Copy out the listing in full, exactly as written, but not its pictures.

## START

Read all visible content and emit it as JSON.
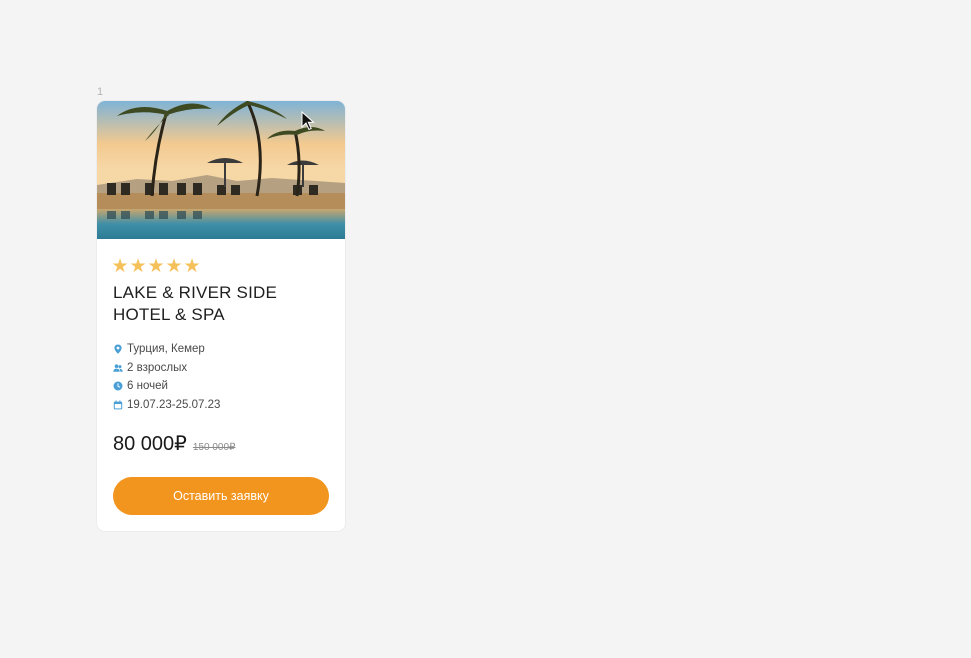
{
  "page_index": "1",
  "hotel": {
    "stars": [
      "★",
      "★",
      "★",
      "★",
      "★"
    ],
    "name": "LAKE & RIVER SIDE HOTEL & SPA",
    "location": "Турция, Кемер",
    "guests": "2 взрослых",
    "nights": "6 ночей",
    "dates": "19.07.23-25.07.23",
    "price": "80 000₽",
    "old_price": "150 000₽"
  },
  "cta": {
    "label": "Оставить заявку"
  },
  "icons": {
    "location": "map-pin-icon",
    "guests": "people-icon",
    "nights": "clock-icon",
    "dates": "calendar-icon"
  },
  "colors": {
    "accent": "#f2951f",
    "star": "#f5c15a",
    "info_icon": "#4a9fd6"
  }
}
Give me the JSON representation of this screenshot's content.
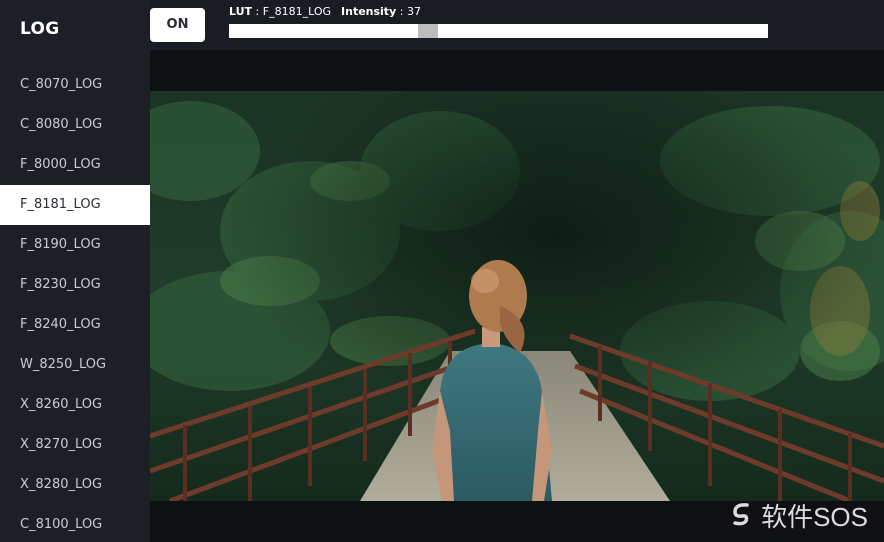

## END

**REPLY TO THE EXERCISE**
Read all visible content and emit it as JSON.
{
  "page_index": "1",
  "hotel": {
    "stars": [
      "★",
      "★",
      "★",
      "★",
      "★"
    ],
    "name": "LAKE & RIVER SIDE HOTEL & SPA",
    "location": "Турция, Кемер",
    "guests": "2 взрослых",
    "nights": "6 ночей",
    "dates": "19.07.23-25.07.23",
    "price": "80 000₽",
    "old_price": "150 000₽"
  },
  "cta": {
    "label": "Оставить заявку"
  },
  "icons": {
    "location": "map-pin-icon",
    "guests": "people-icon",
    "nights": "clock-icon",
    "dates": "calendar-icon"
  },
  "colors": {
    "accent": "#f2951f",
    "star": "#f5c15a",
    "info_icon": "#4a9fd6"
  }
}
Give me the JSON representation of this screenshot's content.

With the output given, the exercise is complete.